Task brief: Single out the lines that include the word "Hudson". Copy them.
## Begin Material provided
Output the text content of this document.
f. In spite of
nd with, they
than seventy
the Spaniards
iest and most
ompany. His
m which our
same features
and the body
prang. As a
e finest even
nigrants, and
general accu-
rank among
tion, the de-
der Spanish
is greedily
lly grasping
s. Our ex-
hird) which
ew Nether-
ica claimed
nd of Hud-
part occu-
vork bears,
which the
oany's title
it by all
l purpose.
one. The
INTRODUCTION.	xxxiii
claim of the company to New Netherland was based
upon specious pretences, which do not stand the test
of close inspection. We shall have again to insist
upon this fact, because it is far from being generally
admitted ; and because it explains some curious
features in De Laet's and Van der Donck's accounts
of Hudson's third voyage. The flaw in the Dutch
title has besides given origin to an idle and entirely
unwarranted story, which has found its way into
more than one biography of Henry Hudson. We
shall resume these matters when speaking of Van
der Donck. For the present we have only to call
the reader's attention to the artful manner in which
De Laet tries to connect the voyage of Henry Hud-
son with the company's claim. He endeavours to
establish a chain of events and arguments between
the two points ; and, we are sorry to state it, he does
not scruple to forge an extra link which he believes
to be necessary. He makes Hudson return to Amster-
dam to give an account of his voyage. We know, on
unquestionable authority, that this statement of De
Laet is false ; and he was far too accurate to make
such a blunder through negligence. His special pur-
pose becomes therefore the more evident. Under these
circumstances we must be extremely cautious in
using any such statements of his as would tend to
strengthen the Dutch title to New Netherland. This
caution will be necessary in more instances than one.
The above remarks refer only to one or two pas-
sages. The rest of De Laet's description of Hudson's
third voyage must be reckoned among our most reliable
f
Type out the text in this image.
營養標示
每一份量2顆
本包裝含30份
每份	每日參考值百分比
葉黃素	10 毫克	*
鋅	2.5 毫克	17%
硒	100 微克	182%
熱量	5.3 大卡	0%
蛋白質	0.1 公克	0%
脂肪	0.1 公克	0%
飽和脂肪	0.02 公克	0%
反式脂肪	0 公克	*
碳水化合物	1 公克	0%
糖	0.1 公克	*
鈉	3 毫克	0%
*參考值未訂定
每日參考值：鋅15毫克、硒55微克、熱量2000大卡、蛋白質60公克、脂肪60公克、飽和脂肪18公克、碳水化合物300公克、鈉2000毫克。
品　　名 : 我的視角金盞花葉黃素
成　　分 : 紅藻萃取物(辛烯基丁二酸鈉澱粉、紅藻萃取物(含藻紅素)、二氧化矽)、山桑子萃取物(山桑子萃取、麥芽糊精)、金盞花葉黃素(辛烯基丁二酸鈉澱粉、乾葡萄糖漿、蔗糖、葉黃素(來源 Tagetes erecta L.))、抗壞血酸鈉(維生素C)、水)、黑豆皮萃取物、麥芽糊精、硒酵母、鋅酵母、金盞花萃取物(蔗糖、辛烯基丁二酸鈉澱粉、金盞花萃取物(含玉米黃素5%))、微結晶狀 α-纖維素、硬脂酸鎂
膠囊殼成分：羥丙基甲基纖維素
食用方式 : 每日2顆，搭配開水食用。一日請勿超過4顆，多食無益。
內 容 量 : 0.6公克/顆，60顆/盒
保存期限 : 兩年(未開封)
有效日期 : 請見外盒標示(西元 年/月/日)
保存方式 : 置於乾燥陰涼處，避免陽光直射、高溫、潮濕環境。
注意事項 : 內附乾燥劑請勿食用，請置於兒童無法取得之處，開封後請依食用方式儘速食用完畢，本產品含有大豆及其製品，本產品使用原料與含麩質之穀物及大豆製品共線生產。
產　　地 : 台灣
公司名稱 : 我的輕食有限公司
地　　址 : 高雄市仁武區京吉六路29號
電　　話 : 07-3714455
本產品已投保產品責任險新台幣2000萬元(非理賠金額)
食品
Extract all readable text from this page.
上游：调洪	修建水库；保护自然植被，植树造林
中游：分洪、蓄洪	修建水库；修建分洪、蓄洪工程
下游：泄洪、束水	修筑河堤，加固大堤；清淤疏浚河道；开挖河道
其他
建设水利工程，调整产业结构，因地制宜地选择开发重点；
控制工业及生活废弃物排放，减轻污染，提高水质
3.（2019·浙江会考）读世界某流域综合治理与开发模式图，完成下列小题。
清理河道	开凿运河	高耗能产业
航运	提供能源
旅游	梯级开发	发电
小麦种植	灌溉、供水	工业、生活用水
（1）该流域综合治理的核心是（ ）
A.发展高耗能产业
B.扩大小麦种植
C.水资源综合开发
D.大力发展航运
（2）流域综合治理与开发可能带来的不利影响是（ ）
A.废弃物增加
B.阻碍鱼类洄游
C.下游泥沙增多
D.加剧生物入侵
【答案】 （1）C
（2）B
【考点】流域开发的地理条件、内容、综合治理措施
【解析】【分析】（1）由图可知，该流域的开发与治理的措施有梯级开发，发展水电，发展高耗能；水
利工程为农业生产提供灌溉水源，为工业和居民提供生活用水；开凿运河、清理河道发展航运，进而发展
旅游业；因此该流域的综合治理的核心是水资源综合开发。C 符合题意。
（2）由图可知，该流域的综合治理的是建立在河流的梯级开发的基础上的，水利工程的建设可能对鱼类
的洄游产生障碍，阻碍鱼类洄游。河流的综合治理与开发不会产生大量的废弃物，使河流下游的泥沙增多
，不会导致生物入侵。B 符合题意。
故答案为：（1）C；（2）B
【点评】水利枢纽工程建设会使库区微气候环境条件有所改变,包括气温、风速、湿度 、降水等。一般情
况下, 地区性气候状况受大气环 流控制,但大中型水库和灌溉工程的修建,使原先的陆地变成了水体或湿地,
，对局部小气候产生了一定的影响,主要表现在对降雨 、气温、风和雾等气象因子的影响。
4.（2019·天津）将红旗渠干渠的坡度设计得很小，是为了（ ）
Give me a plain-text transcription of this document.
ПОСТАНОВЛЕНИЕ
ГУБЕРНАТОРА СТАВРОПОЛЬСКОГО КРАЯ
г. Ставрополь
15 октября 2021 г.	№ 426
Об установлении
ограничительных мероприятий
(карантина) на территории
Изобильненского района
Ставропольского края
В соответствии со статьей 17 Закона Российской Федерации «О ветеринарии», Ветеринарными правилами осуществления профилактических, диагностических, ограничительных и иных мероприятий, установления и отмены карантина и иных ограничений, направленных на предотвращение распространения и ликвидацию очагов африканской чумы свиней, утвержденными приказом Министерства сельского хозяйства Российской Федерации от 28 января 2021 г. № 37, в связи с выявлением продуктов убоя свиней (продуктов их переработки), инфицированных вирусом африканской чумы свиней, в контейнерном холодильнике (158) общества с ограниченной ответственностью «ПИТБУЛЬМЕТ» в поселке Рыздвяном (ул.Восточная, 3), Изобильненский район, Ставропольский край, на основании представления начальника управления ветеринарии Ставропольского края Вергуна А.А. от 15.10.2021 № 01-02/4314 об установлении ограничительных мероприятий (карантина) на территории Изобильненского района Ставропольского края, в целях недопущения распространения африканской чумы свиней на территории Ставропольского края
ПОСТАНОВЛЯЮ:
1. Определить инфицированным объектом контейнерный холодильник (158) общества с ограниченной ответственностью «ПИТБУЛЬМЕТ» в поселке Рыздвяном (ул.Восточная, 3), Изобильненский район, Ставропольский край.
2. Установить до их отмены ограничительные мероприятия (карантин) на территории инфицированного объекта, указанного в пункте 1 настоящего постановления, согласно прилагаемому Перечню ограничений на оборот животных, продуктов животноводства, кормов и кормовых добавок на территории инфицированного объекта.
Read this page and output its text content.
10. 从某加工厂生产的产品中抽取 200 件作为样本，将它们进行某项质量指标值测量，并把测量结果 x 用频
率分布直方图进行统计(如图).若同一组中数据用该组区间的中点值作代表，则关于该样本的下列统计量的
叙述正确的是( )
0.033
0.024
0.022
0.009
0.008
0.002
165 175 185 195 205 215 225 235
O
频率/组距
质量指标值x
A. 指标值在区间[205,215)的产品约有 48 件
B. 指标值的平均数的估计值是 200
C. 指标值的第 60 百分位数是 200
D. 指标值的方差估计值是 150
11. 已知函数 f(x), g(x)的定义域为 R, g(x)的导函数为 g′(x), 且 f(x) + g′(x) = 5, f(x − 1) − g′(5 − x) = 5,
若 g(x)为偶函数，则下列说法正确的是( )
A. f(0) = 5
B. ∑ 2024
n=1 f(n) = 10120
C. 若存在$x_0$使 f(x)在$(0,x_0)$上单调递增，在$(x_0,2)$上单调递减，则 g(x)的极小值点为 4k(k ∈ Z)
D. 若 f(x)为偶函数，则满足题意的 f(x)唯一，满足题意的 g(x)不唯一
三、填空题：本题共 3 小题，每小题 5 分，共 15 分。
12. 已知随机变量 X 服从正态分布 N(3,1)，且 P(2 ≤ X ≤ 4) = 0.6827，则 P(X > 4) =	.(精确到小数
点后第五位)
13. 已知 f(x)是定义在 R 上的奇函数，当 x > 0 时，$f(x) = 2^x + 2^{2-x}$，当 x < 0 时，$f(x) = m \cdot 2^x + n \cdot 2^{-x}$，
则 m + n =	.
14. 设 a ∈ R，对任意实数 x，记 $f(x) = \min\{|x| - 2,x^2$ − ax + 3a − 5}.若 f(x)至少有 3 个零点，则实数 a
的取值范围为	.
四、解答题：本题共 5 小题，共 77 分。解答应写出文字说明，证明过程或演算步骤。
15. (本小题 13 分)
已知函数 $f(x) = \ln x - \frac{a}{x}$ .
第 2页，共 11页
## End Material provided
Correct response:
of Hudson's third voyage. The flaw in the Dutch
more than one biography of Henry Hudson. We
to be necessary. He makes Hudson return to Amster-
sages. The rest of De Laet's description of Hudson's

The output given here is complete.